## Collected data

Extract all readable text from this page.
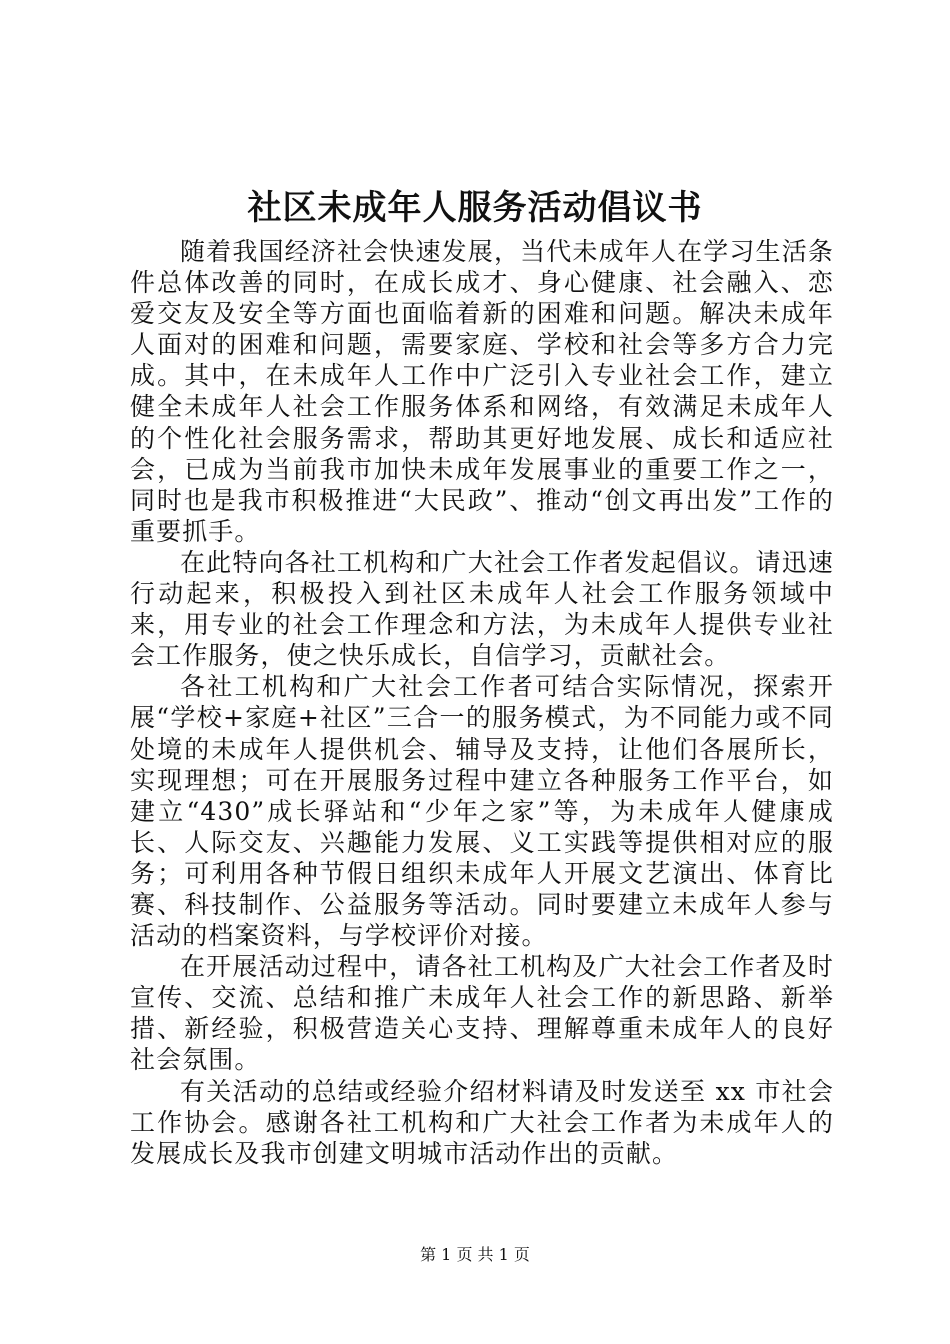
社区未成年人服务活动倡议书

随着我国经济社会快速发展，当代未成年人在学习生活条件总体改善的同时，在成长成才、身心健康、社会融入、恋爱交友及安全等方面也面临着新的困难和问题。解决未成年人面对的困难和问题，需要家庭、学校和社会等多方合力完成。其中，在未成年人工作中广泛引入专业社会工作，建立健全未成年人社会工作服务体系和网络，有效满足未成年人的个性化社会服务需求，帮助其更好地发展、成长和适应社会，已成为当前我市加快未成年发展事业的重要工作之一，同时也是我市积极推进“大民政”、推动“创文再出发”工作的重要抓手。

在此特向各社工机构和广大社会工作者发起倡议。请迅速行动起来，积极投入到社区未成年人社会工作服务领域中来，用专业的社会工作理念和方法，为未成年人提供专业社会工作服务，使之快乐成长，自信学习，贡献社会。

各社工机构和广大社会工作者可结合实际情况，探索开展“学校+家庭+社区”三合一的服务模式，为不同能力或不同处境的未成年人提供机会、辅导及支持，让他们各展所长，实现理想；可在开展服务过程中建立各种服务工作平台，如建立“430”成长驿站和“少年之家”等，为未成年人健康成长、人际交友、兴趣能力发展、义工实践等提供相对应的服务；可利用各种节假日组织未成年人开展文艺演出、体育比赛、科技制作、公益服务等活动。同时要建立未成年人参与活动的档案资料，与学校评价对接。

在开展活动过程中，请各社工机构及广大社会工作者及时宣传、交流、总结和推广未成年人社会工作的新思路、新举措、新经验，积极营造关心支持、理解尊重未成年人的良好社会氛围。

有关活动的总结或经验介绍材料请及时发送至 xx 市社会工作协会。感谢各社工机构和广大社会工作者为未成年人的发展成长及我市创建文明城市活动作出的贡献。

第 1 页 共 1 页
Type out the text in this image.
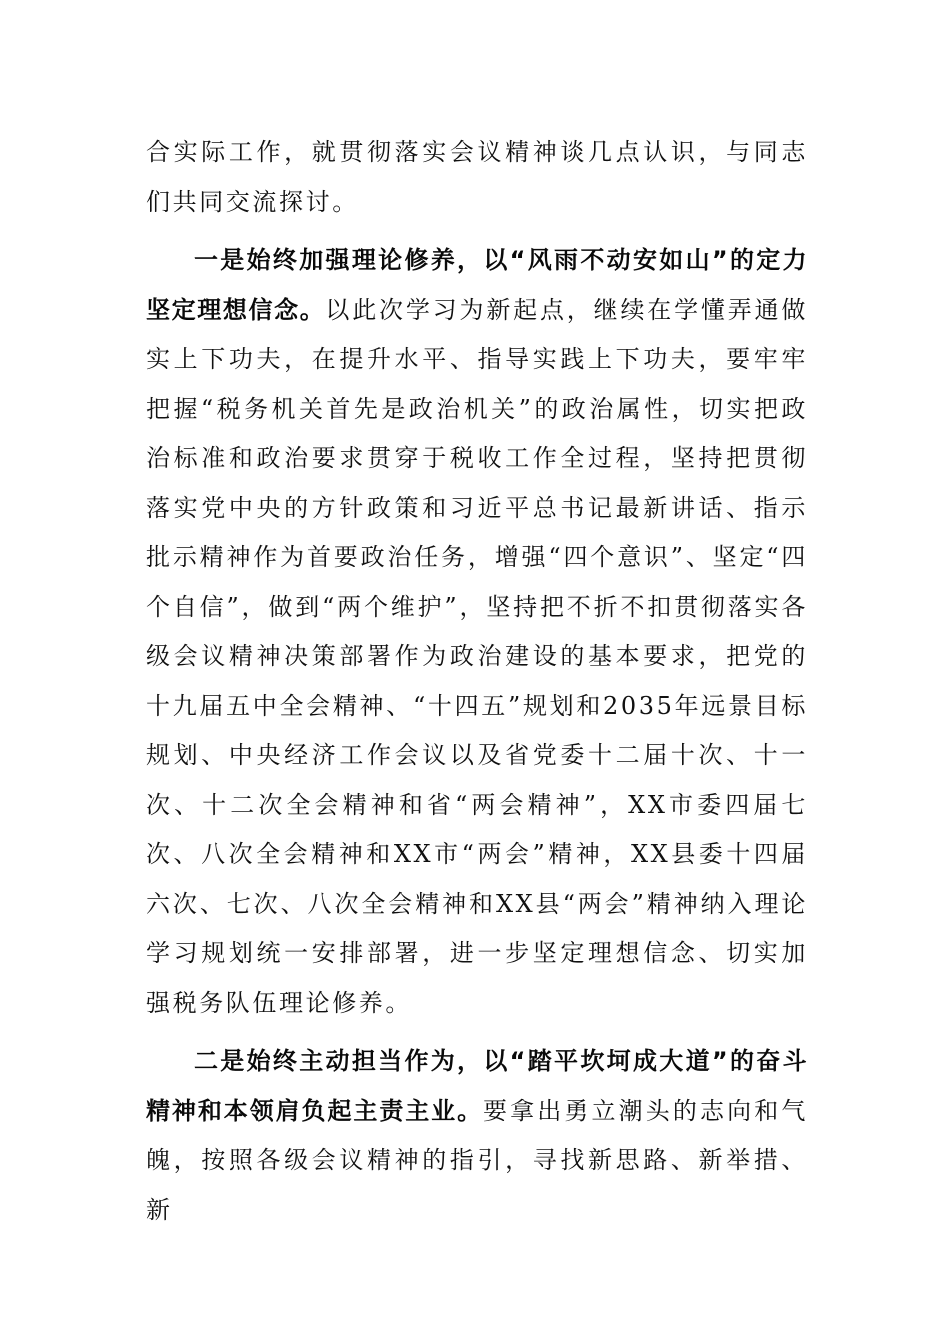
合实际工作，就贯彻落实会议精神谈几点认识，与同志们共同交流探讨。

一是始终加强理论修养，以“风雨不动安如山”的定力坚定理想信念。以此次学习为新起点，继续在学懂弄通做实上下功夫，在提升水平、指导实践上下功夫，要牢牢把握“税务机关首先是政治机关”的政治属性，切实把政治标准和政治要求贯穿于税收工作全过程，坚持把贯彻落实党中央的方针政策和习近平总书记最新讲话、指示批示精神作为首要政治任务，增强“四个意识”、坚定“四个自信”，做到“两个维护”，坚持把不折不扣贯彻落实各级会议精神决策部署作为政治建设的基本要求，把党的十九届五中全会精神、“十四五”规划和2035年远景目标规划、中央经济工作会议以及省党委十二届十次、十一次、十二次全会精神和省“两会精神”，XX市委四届七次、八次全会精神和XX市“两会”精神，XX县委十四届六次、七次、八次全会精神和XX县“两会”精神纳入理论学习规划统一安排部署，进一步坚定理想信念、切实加强税务队伍理论修养。

二是始终主动担当作为，以“踏平坎坷成大道”的奋斗精神和本领肩负起主责主业。要拿出勇立潮头的志向和气魄，按照各级会议精神的指引，寻找新思路、新举措、新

## Directive
Print out the material word for word, omitting the pictures.

## Exercise answer
Extract all readable text from this page.
社区未成年人服务活动倡议书

随着我国经济社会快速发展，当代未成年人在学习生活条件总体改善的同时，在成长成才、身心健康、社会融入、恋爱交友及安全等方面也面临着新的困难和问题。解决未成年人面对的困难和问题，需要家庭、学校和社会等多方合力完成。其中，在未成年人工作中广泛引入专业社会工作，建立健全未成年人社会工作服务体系和网络，有效满足未成年人的个性化社会服务需求，帮助其更好地发展、成长和适应社会，已成为当前我市加快未成年发展事业的重要工作之一，同时也是我市积极推进“大民政”、推动“创文再出发”工作的重要抓手。

在此特向各社工机构和广大社会工作者发起倡议。请迅速行动起来，积极投入到社区未成年人社会工作服务领域中来，用专业的社会工作理念和方法，为未成年人提供专业社会工作服务，使之快乐成长，自信学习，贡献社会。

各社工机构和广大社会工作者可结合实际情况，探索开展“学校+家庭+社区”三合一的服务模式，为不同能力或不同处境的未成年人提供机会、辅导及支持，让他们各展所长，实现理想；可在开展服务过程中建立各种服务工作平台，如建立“430”成长驿站和“少年之家”等，为未成年人健康成长、人际交友、兴趣能力发展、义工实践等提供相对应的服务；可利用各种节假日组织未成年人开展文艺演出、体育比赛、科技制作、公益服务等活动。同时要建立未成年人参与活动的档案资料，与学校评价对接。

在开展活动过程中，请各社工机构及广大社会工作者及时宣传、交流、总结和推广未成年人社会工作的新思路、新举措、新经验，积极营造关心支持、理解尊重未成年人的良好社会氛围。

有关活动的总结或经验介绍材料请及时发送至 xx 市社会工作协会。感谢各社工机构和广大社会工作者为未成年人的发展成长及我市创建文明城市活动作出的贡献。

第 1 页 共 1 页
Type out the text in this image.
合实际工作，就贯彻落实会议精神谈几点认识，与同志们共同交流探讨。

一是始终加强理论修养，以“风雨不动安如山”的定力坚定理想信念。以此次学习为新起点，继续在学懂弄通做实上下功夫，在提升水平、指导实践上下功夫，要牢牢把握“税务机关首先是政治机关”的政治属性，切实把政治标准和政治要求贯穿于税收工作全过程，坚持把贯彻落实党中央的方针政策和习近平总书记最新讲话、指示批示精神作为首要政治任务，增强“四个意识”、坚定“四个自信”，做到“两个维护”，坚持把不折不扣贯彻落实各级会议精神决策部署作为政治建设的基本要求，把党的十九届五中全会精神、“十四五”规划和2035年远景目标规划、中央经济工作会议以及省党委十二届十次、十一次、十二次全会精神和省“两会精神”，XX市委四届七次、八次全会精神和XX市“两会”精神，XX县委十四届六次、七次、八次全会精神和XX县“两会”精神纳入理论学习规划统一安排部署，进一步坚定理想信念、切实加强税务队伍理论修养。

二是始终主动担当作为，以“踏平坎坷成大道”的奋斗精神和本领肩负起主责主业。要拿出勇立潮头的志向和气魄，按照各级会议精神的指引，寻找新思路、新举措、新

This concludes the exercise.